-------- Listed entries --------

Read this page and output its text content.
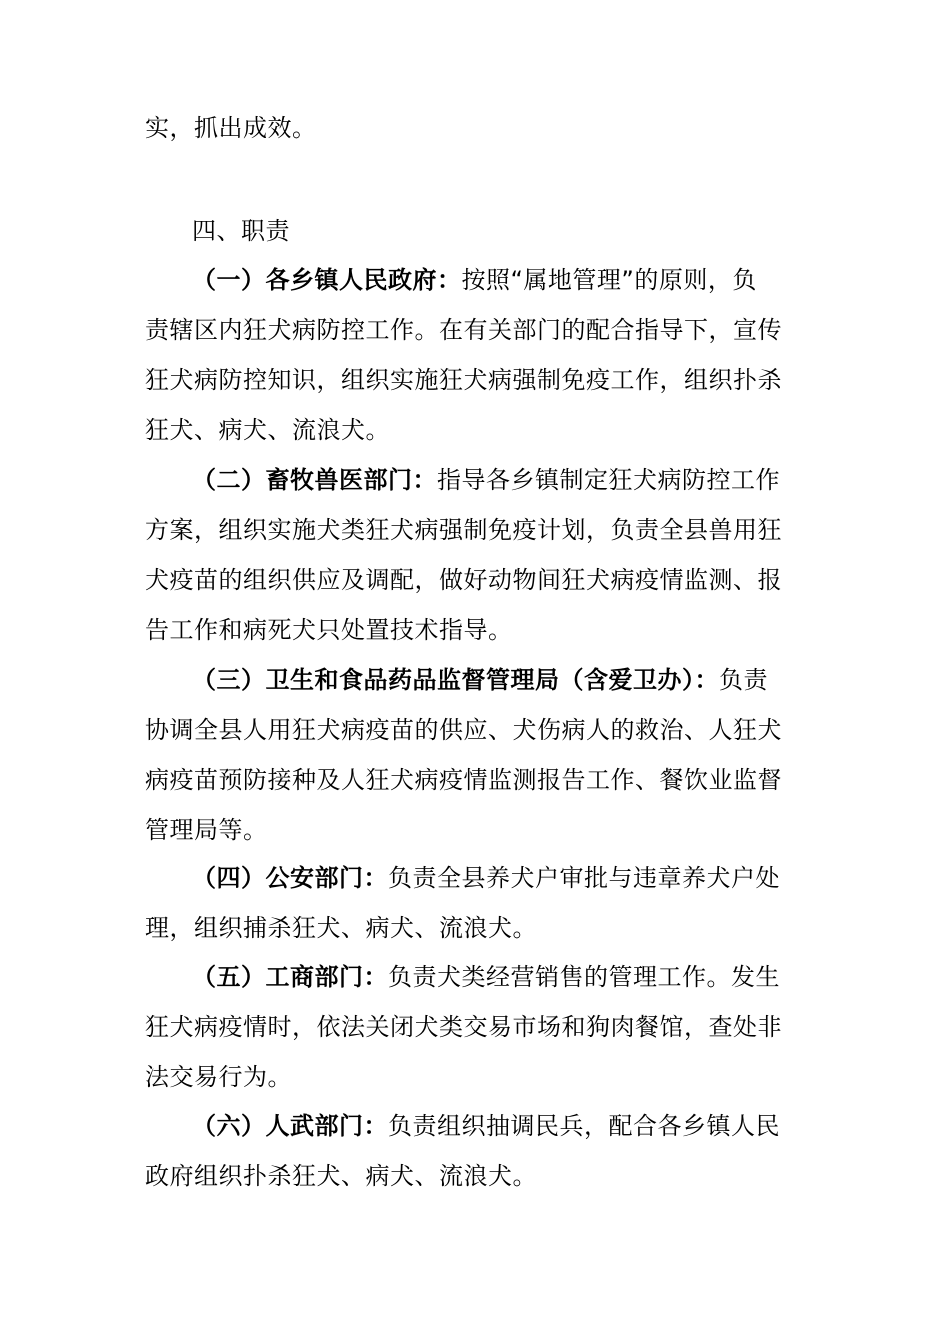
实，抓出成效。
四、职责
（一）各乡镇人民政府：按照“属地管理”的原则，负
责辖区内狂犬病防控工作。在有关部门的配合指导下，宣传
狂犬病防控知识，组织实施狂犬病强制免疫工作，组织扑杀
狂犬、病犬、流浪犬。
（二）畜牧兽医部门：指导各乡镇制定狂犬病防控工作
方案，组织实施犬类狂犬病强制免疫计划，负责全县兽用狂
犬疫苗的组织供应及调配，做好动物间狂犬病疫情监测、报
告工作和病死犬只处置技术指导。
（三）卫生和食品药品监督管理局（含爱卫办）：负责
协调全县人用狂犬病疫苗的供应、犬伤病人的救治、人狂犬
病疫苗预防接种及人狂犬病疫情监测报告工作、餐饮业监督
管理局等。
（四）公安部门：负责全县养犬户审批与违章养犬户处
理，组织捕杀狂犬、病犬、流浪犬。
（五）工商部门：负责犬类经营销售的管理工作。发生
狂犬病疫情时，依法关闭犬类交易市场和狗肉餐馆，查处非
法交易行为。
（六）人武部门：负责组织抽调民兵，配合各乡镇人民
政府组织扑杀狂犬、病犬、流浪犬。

--------
-------- Listed entries --------

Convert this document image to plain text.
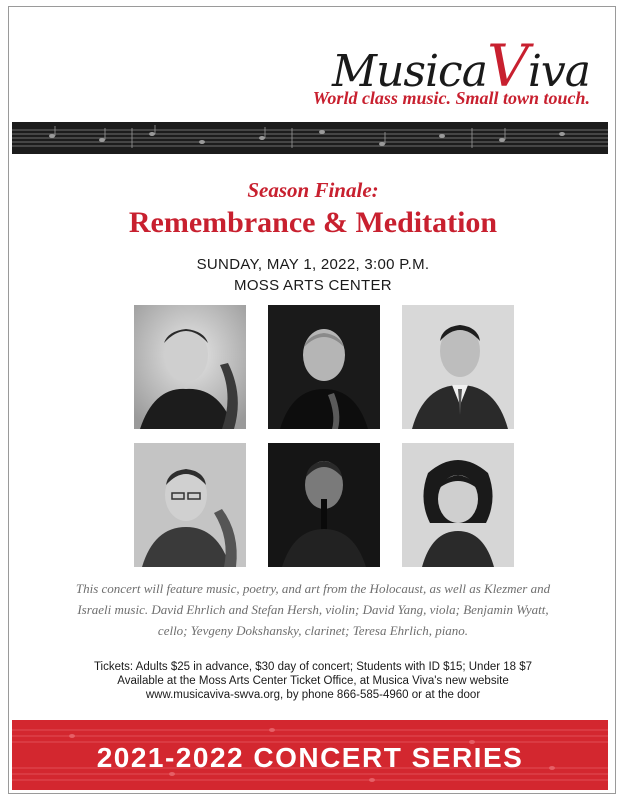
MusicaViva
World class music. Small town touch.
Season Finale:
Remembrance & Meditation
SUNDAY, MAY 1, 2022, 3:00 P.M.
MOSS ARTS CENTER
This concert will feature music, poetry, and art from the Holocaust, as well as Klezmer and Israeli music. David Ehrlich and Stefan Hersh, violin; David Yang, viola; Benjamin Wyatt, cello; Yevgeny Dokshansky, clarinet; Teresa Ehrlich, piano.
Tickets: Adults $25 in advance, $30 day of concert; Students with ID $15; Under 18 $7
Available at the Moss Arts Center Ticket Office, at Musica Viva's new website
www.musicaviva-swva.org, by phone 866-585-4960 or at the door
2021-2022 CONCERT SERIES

--------
-------- Listed entries --------

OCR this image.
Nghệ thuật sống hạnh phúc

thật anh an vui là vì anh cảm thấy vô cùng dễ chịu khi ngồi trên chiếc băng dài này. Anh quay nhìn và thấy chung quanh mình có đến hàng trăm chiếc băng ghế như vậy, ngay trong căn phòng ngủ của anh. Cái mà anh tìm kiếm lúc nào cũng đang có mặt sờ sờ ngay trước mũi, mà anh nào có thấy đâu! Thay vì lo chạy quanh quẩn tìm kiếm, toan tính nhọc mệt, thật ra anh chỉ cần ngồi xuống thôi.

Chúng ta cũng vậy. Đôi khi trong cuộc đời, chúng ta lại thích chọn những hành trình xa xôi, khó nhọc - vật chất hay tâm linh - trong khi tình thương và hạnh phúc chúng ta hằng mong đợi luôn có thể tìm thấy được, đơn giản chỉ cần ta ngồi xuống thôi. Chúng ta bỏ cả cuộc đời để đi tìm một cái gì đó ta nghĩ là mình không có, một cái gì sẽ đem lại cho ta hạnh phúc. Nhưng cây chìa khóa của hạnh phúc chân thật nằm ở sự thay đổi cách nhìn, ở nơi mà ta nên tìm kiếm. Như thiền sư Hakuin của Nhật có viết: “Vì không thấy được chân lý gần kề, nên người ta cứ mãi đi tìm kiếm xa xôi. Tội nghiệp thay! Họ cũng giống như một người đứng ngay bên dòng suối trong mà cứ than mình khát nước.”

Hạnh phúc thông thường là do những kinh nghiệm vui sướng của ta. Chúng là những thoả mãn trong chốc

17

--------

> **Required task**
Search the lines for the word "text" and report how many contain it, by number only.

> **Problem solution**
2